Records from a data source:
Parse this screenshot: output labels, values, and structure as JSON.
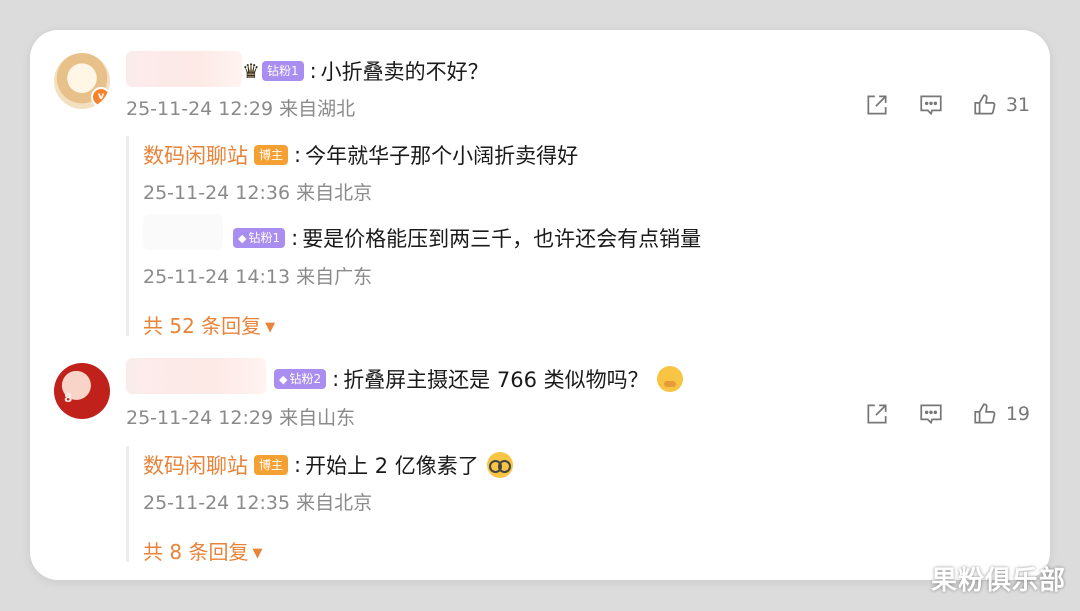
{
  "comments": [
    {
      "badge": "钻粉1",
      "text": "小折叠卖的不好？",
      "meta": "25-11-24 12:29 来自湖北",
      "likes": "31",
      "replies": [
        {
          "name": "数码闲聊站",
          "badge": "博主",
          "text": "今年就华子那个小阔折卖得好",
          "meta": "25-11-24 12:36 来自北京"
        },
        {
          "name": "",
          "badge": "钻粉1",
          "text": "要是价格能压到两三千，也许还会有点销量",
          "meta": "25-11-24 14:13 来自广东"
        }
      ],
      "more": "共 52 条回复"
    },
    {
      "badge": "钻粉2",
      "text": "折叠屏主摄还是 766 类似物吗？",
      "meta": "25-11-24 12:29 来自山东",
      "likes": "19",
      "replies": [
        {
          "name": "数码闲聊站",
          "badge": "博主",
          "text": "开始上 2 亿像素了",
          "meta": "25-11-24 12:35 来自北京"
        }
      ],
      "more": "共 8 条回复"
    }
  ],
  "separator": ":",
  "watermark": "果粉俱乐部",
  "icons": {
    "share": "share-icon",
    "comment": "comment-icon",
    "like": "thumbs-up-icon",
    "crown": "crown-icon",
    "gem": "diamond-icon",
    "caret": "caret-down-icon"
  },
  "colors": {
    "accent": "#e8833a",
    "badge_fan": "#a98df0",
    "badge_blogger": "#f5a032",
    "meta": "#8a8a8a"
  }
}
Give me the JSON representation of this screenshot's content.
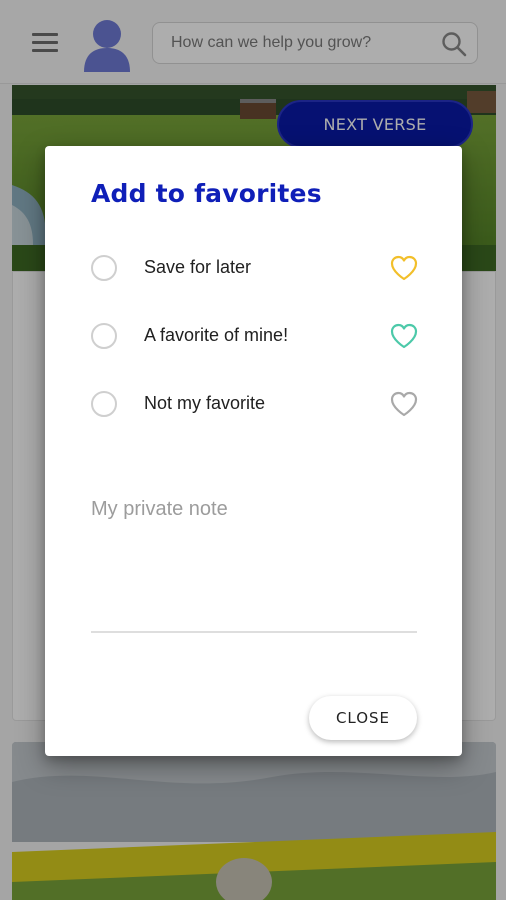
{
  "header": {
    "search": {
      "placeholder": "How can we help you grow?"
    }
  },
  "feed": {
    "next_button_label": "NEXT VERSE"
  },
  "dialog": {
    "title": "Add to favorites",
    "options": [
      {
        "label": "Save for later",
        "heart_color": "#f2bf2a",
        "selected": false
      },
      {
        "label": "A favorite of mine!",
        "heart_color": "#4cc9a9",
        "selected": false
      },
      {
        "label": "Not my favorite",
        "heart_color": "#a9a9a9",
        "selected": false
      }
    ],
    "note": {
      "placeholder": "My private note",
      "value": ""
    },
    "close_label": "CLOSE"
  },
  "colors": {
    "title": "#0f1fb8",
    "primary_button": "#0a1aa8",
    "avatar": "#6f7bd6"
  }
}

Description of the task: Give back the entries verbatim. Do not include any picture.

Exercise result:
Parse this screenshot: output labels, values, and structure as JSON.
{
  "comments": [
    {
      "badge": "钻粉1",
      "text": "小折叠卖的不好？",
      "meta": "25-11-24 12:29 来自湖北",
      "likes": "31",
      "replies": [
        {
          "name": "数码闲聊站",
          "badge": "博主",
          "text": "今年就华子那个小阔折卖得好",
          "meta": "25-11-24 12:36 来自北京"
        },
        {
          "name": "",
          "badge": "钻粉1",
          "text": "要是价格能压到两三千，也许还会有点销量",
          "meta": "25-11-24 14:13 来自广东"
        }
      ],
      "more": "共 52 条回复"
    },
    {
      "badge": "钻粉2",
      "text": "折叠屏主摄还是 766 类似物吗？",
      "meta": "25-11-24 12:29 来自山东",
      "likes": "19",
      "replies": [
        {
          "name": "数码闲聊站",
          "badge": "博主",
          "text": "开始上 2 亿像素了",
          "meta": "25-11-24 12:35 来自北京"
        }
      ],
      "more": "共 8 条回复"
    }
  ],
  "separator": ":",
  "watermark": "果粉俱乐部",
  "icons": {
    "share": "share-icon",
    "comment": "comment-icon",
    "like": "thumbs-up-icon",
    "crown": "crown-icon",
    "gem": "diamond-icon",
    "caret": "caret-down-icon"
  },
  "colors": {
    "accent": "#e8833a",
    "badge_fan": "#a98df0",
    "badge_blogger": "#f5a032",
    "meta": "#8a8a8a"
  }
}
Give me the JSON representation of this screenshot's content.
{
  "header": {
    "search": {
      "placeholder": "How can we help you grow?"
    }
  },
  "feed": {
    "next_button_label": "NEXT VERSE"
  },
  "dialog": {
    "title": "Add to favorites",
    "options": [
      {
        "label": "Save for later",
        "heart_color": "#f2bf2a",
        "selected": false
      },
      {
        "label": "A favorite of mine!",
        "heart_color": "#4cc9a9",
        "selected": false
      },
      {
        "label": "Not my favorite",
        "heart_color": "#a9a9a9",
        "selected": false
      }
    ],
    "note": {
      "placeholder": "My private note",
      "value": ""
    },
    "close_label": "CLOSE"
  },
  "colors": {
    "title": "#0f1fb8",
    "primary_button": "#0a1aa8",
    "avatar": "#6f7bd6"
  }
}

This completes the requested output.